**YOUR OBJECTIVE**
Repeat the lines that follow, leaving nothing out.

[Chart and figure data]
* Begin *
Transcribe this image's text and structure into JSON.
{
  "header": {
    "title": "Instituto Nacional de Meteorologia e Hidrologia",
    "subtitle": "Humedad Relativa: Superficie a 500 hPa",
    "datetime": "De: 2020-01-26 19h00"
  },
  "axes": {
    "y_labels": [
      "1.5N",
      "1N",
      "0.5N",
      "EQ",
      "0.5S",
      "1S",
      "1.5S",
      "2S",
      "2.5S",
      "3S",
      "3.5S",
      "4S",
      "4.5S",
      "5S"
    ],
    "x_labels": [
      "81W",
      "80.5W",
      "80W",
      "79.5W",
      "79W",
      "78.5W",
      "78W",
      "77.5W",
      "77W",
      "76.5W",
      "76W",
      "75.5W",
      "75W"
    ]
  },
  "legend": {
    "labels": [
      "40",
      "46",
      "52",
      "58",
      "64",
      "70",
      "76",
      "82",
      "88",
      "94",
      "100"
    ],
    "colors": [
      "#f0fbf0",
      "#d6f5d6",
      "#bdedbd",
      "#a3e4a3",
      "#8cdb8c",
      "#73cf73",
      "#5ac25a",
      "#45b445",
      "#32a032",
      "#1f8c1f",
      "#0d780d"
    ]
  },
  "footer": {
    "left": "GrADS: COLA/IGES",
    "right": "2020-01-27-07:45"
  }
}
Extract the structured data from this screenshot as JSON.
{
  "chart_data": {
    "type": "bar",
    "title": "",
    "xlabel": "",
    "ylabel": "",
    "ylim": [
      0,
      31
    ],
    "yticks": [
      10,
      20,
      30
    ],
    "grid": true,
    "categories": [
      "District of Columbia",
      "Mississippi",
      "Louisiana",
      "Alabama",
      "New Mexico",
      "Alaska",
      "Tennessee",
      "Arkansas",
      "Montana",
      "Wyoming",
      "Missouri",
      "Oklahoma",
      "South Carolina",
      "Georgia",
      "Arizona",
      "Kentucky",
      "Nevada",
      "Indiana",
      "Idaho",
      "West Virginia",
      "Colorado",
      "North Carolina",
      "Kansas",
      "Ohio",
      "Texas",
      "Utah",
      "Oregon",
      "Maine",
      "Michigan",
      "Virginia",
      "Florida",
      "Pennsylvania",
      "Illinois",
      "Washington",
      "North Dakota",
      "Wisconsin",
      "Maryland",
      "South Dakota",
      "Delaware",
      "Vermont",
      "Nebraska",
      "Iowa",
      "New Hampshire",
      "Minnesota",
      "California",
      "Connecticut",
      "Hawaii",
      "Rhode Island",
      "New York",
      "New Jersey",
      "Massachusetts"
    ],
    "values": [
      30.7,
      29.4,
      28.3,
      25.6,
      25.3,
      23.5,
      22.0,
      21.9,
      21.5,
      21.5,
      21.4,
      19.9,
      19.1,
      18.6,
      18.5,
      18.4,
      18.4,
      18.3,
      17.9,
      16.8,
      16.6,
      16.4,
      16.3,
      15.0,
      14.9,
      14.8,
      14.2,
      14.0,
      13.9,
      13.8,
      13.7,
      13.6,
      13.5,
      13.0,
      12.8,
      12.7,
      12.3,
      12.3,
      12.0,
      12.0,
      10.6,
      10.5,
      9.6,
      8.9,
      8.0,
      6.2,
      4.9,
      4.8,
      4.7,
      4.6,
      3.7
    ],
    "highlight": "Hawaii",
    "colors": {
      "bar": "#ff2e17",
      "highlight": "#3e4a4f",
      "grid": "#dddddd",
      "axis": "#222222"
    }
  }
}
* End *
**TASK RESPONSE**
Transcribe this image's text and structure into JSON.
{
  "header": {
    "title": "Instituto Nacional de Meteorologia e Hidrologia",
    "subtitle": "Humedad Relativa: Superficie a 500 hPa",
    "datetime": "De: 2020-01-26 19h00"
  },
  "axes": {
    "y_labels": [
      "1.5N",
      "1N",
      "0.5N",
      "EQ",
      "0.5S",
      "1S",
      "1.5S",
      "2S",
      "2.5S",
      "3S",
      "3.5S",
      "4S",
      "4.5S",
      "5S"
    ],
    "x_labels": [
      "81W",
      "80.5W",
      "80W",
      "79.5W",
      "79W",
      "78.5W",
      "78W",
      "77.5W",
      "77W",
      "76.5W",
      "76W",
      "75.5W",
      "75W"
    ]
  },
  "legend": {
    "labels": [
      "40",
      "46",
      "52",
      "58",
      "64",
      "70",
      "76",
      "82",
      "88",
      "94",
      "100"
    ],
    "colors": [
      "#f0fbf0",
      "#d6f5d6",
      "#bdedbd",
      "#a3e4a3",
      "#8cdb8c",
      "#73cf73",
      "#5ac25a",
      "#45b445",
      "#32a032",
      "#1f8c1f",
      "#0d780d"
    ]
  },
  "footer": {
    "left": "GrADS: COLA/IGES",
    "right": "2020-01-27-07:45"
  }
}
Extract the structured data from this screenshot as JSON.
{
  "chart_data": {
    "type": "bar",
    "title": "",
    "xlabel": "",
    "ylabel": "",
    "ylim": [
      0,
      31
    ],
    "yticks": [
      10,
      20,
      30
    ],
    "grid": true,
    "categories": [
      "District of Columbia",
      "Mississippi",
      "Louisiana",
      "Alabama",
      "New Mexico",
      "Alaska",
      "Tennessee",
      "Arkansas",
      "Montana",
      "Wyoming",
      "Missouri",
      "Oklahoma",
      "South Carolina",
      "Georgia",
      "Arizona",
      "Kentucky",
      "Nevada",
      "Indiana",
      "Idaho",
      "West Virginia",
      "Colorado",
      "North Carolina",
      "Kansas",
      "Ohio",
      "Texas",
      "Utah",
      "Oregon",
      "Maine",
      "Michigan",
      "Virginia",
      "Florida",
      "Pennsylvania",
      "Illinois",
      "Washington",
      "North Dakota",
      "Wisconsin",
      "Maryland",
      "South Dakota",
      "Delaware",
      "Vermont",
      "Nebraska",
      "Iowa",
      "New Hampshire",
      "Minnesota",
      "California",
      "Connecticut",
      "Hawaii",
      "Rhode Island",
      "New York",
      "New Jersey",
      "Massachusetts"
    ],
    "values": [
      30.7,
      29.4,
      28.3,
      25.6,
      25.3,
      23.5,
      22.0,
      21.9,
      21.5,
      21.5,
      21.4,
      19.9,
      19.1,
      18.6,
      18.5,
      18.4,
      18.4,
      18.3,
      17.9,
      16.8,
      16.6,
      16.4,
      16.3,
      15.0,
      14.9,
      14.8,
      14.2,
      14.0,
      13.9,
      13.8,
      13.7,
      13.6,
      13.5,
      13.0,
      12.8,
      12.7,
      12.3,
      12.3,
      12.0,
      12.0,
      10.6,
      10.5,
      9.6,
      8.9,
      8.0,
      6.2,
      4.9,
      4.8,
      4.7,
      4.6,
      3.7
    ],
    "highlight": "Hawaii",
    "colors": {
      "bar": "#ff2e17",
      "highlight": "#3e4a4f",
      "grid": "#dddddd",
      "axis": "#222222"
    }
  }
}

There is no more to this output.